→ **EXERCISE GOAL**
Return every line of the data below that includes the string "DiGiovanni".

*-*-*

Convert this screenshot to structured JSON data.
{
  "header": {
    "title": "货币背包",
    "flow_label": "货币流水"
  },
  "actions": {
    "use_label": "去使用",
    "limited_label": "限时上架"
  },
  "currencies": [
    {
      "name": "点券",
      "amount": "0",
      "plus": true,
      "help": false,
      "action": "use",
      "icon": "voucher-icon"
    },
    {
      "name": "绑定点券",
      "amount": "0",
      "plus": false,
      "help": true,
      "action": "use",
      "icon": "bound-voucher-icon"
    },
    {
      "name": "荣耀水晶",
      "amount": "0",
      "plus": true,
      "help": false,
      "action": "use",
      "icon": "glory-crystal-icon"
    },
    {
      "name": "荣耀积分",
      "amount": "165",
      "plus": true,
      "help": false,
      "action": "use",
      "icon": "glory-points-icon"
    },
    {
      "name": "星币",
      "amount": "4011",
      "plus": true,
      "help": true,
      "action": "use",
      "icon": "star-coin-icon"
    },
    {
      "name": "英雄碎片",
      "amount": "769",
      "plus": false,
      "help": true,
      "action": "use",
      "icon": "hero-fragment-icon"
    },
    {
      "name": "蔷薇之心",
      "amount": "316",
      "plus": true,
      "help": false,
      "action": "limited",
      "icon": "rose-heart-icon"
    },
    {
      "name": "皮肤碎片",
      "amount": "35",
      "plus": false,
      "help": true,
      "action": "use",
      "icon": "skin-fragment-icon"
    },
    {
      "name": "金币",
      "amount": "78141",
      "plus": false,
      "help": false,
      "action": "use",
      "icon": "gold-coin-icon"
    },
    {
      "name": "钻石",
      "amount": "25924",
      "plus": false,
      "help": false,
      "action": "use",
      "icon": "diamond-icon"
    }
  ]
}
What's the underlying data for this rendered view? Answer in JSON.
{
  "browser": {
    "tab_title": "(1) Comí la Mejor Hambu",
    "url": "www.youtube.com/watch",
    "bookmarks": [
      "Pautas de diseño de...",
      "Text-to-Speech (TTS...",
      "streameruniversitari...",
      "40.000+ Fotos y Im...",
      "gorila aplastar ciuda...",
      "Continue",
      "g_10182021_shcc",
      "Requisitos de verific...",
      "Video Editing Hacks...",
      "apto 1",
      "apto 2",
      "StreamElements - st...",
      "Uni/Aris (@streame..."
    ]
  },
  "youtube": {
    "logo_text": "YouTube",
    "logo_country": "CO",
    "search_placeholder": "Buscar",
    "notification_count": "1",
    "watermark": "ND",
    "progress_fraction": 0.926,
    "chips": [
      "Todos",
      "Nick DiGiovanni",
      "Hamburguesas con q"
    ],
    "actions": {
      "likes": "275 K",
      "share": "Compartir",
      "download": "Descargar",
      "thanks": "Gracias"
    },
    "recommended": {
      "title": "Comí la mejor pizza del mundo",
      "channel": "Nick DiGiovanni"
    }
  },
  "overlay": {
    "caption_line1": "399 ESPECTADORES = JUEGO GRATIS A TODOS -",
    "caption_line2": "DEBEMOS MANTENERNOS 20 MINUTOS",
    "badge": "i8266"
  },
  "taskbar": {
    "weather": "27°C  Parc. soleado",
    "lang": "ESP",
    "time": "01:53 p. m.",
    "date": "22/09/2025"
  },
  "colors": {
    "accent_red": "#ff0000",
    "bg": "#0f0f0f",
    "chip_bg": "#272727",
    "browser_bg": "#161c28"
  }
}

*-*-*

→ **COMPLETE RESPONSE**
      "Nick DiGiovanni",
      "channel": "Nick DiGiovanni"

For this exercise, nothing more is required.